● DATASET ENTRIES
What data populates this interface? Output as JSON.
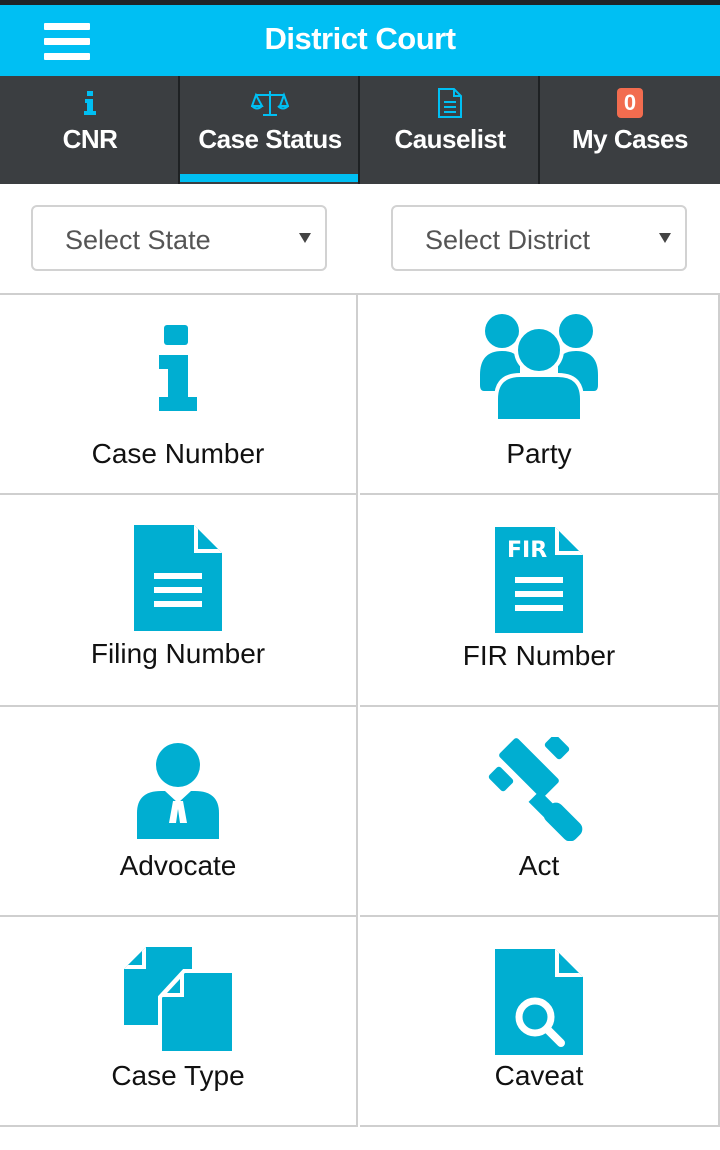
{
  "header": {
    "title": "District Court"
  },
  "tabs": [
    {
      "label": "CNR",
      "icon": "info-icon"
    },
    {
      "label": "Case Status",
      "icon": "scales-icon"
    },
    {
      "label": "Causelist",
      "icon": "document-icon"
    },
    {
      "label": "My Cases",
      "icon": "badge",
      "badge": "0"
    }
  ],
  "active_tab": "Case Status",
  "filters": {
    "state_placeholder": "Select State",
    "district_placeholder": "Select District"
  },
  "search_options": [
    {
      "label": "Case Number",
      "icon": "info-icon"
    },
    {
      "label": "Party",
      "icon": "people-group-icon"
    },
    {
      "label": "Filing Number",
      "icon": "document-icon"
    },
    {
      "label": "FIR Number",
      "icon": "fir-document-icon"
    },
    {
      "label": "Advocate",
      "icon": "advocate-icon"
    },
    {
      "label": "Act",
      "icon": "gavel-icon"
    },
    {
      "label": "Case Type",
      "icon": "documents-copy-icon"
    },
    {
      "label": "Caveat",
      "icon": "document-search-icon"
    }
  ],
  "colors": {
    "accent": "#00bff3",
    "tabbar": "#3b3e41",
    "badge": "#f26c4f",
    "icon": "#00aed1"
  }
}
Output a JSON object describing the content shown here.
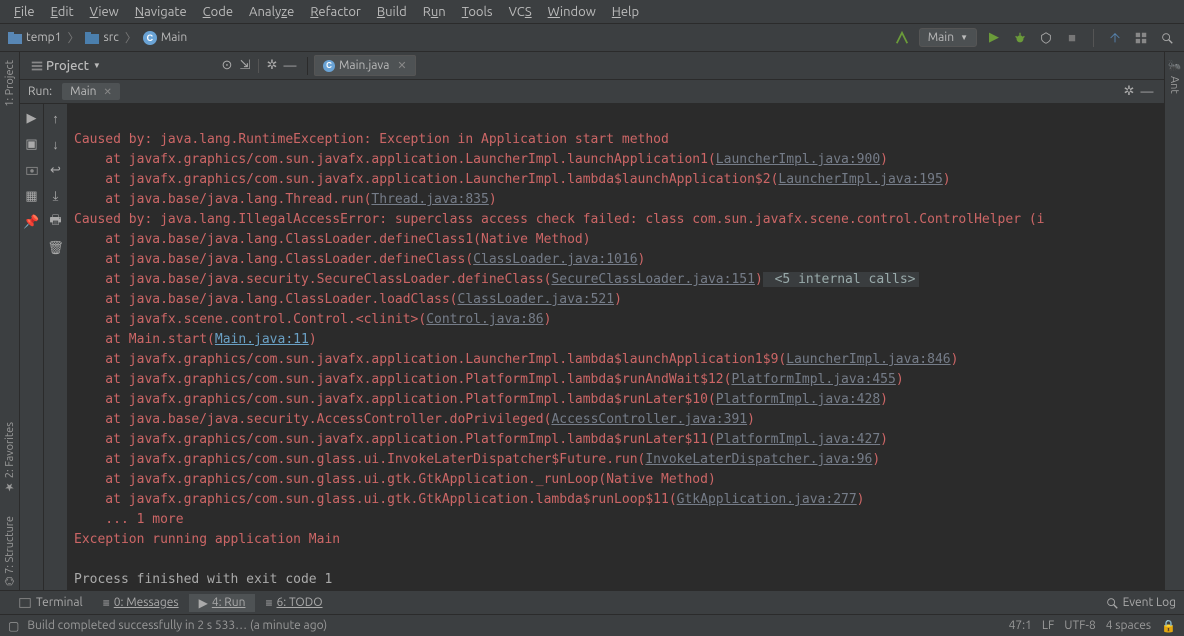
{
  "menu": [
    "File",
    "Edit",
    "View",
    "Navigate",
    "Code",
    "Analyze",
    "Refactor",
    "Build",
    "Run",
    "Tools",
    "VCS",
    "Window",
    "Help"
  ],
  "breadcrumb": {
    "root": "temp1",
    "src": "src",
    "cls": "Main"
  },
  "run_config": {
    "label": "Main"
  },
  "project_tool": {
    "title": "Project"
  },
  "editor_tab": {
    "label": "Main.java"
  },
  "run_header": {
    "label": "Run:",
    "tab": "Main"
  },
  "left_vertical": {
    "project": "1: Project"
  },
  "right_vertical": {
    "ant": "Ant"
  },
  "console": {
    "l1": "Caused by: java.lang.RuntimeException: Exception in Application start method",
    "l2": {
      "pre": "    at javafx.graphics/com.sun.javafx.application.LauncherImpl.launchApplication1(",
      "link": "LauncherImpl.java:900",
      "post": ")"
    },
    "l3": {
      "pre": "    at javafx.graphics/com.sun.javafx.application.LauncherImpl.lambda$launchApplication$2(",
      "link": "LauncherImpl.java:195",
      "post": ")"
    },
    "l4": {
      "pre": "    at java.base/java.lang.Thread.run(",
      "link": "Thread.java:835",
      "post": ")"
    },
    "l5": "Caused by: java.lang.IllegalAccessError: superclass access check failed: class com.sun.javafx.scene.control.ControlHelper (i",
    "l6": "    at java.base/java.lang.ClassLoader.defineClass1(Native Method)",
    "l7": {
      "pre": "    at java.base/java.lang.ClassLoader.defineClass(",
      "link": "ClassLoader.java:1016",
      "post": ")"
    },
    "l8": {
      "pre": "    at java.base/java.security.SecureClassLoader.defineClass(",
      "link": "SecureClassLoader.java:151",
      "post": ")",
      "hint": " <5 internal calls>"
    },
    "l9": {
      "pre": "    at java.base/java.lang.ClassLoader.loadClass(",
      "link": "ClassLoader.java:521",
      "post": ")"
    },
    "l10": {
      "pre": "    at javafx.scene.control.Control.<clinit>(",
      "link": "Control.java:86",
      "post": ")"
    },
    "l11": {
      "pre": "    at Main.start(",
      "link": "Main.java:11",
      "post": ")"
    },
    "l12": {
      "pre": "    at javafx.graphics/com.sun.javafx.application.LauncherImpl.lambda$launchApplication1$9(",
      "link": "LauncherImpl.java:846",
      "post": ")"
    },
    "l13": {
      "pre": "    at javafx.graphics/com.sun.javafx.application.PlatformImpl.lambda$runAndWait$12(",
      "link": "PlatformImpl.java:455",
      "post": ")"
    },
    "l14": {
      "pre": "    at javafx.graphics/com.sun.javafx.application.PlatformImpl.lambda$runLater$10(",
      "link": "PlatformImpl.java:428",
      "post": ")"
    },
    "l15": {
      "pre": "    at java.base/java.security.AccessController.doPrivileged(",
      "link": "AccessController.java:391",
      "post": ")"
    },
    "l16": {
      "pre": "    at javafx.graphics/com.sun.javafx.application.PlatformImpl.lambda$runLater$11(",
      "link": "PlatformImpl.java:427",
      "post": ")"
    },
    "l17": {
      "pre": "    at javafx.graphics/com.sun.glass.ui.InvokeLaterDispatcher$Future.run(",
      "link": "InvokeLaterDispatcher.java:96",
      "post": ")"
    },
    "l18": "    at javafx.graphics/com.sun.glass.ui.gtk.GtkApplication._runLoop(Native Method)",
    "l19": {
      "pre": "    at javafx.graphics/com.sun.glass.ui.gtk.GtkApplication.lambda$runLoop$11(",
      "link": "GtkApplication.java:277",
      "post": ")"
    },
    "l20": "    ... 1 more",
    "l21": "Exception running application Main",
    "l22": "",
    "l23": "Process finished with exit code 1"
  },
  "bottom_tabs": {
    "terminal": "Terminal",
    "messages": "0: Messages",
    "run": "4: Run",
    "todo": "6: TODO",
    "event_log": "Event Log"
  },
  "status": {
    "msg": "Build completed successfully in 2 s 533… (a minute ago)",
    "pos": "47:1",
    "lf": "LF",
    "enc": "UTF-8",
    "indent": "4 spaces"
  }
}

● YOUR TASK
Say how many lines in this material hold "InvokeLaterDispatcher", and say nothing else.

● EXERCISE RESPONSE
2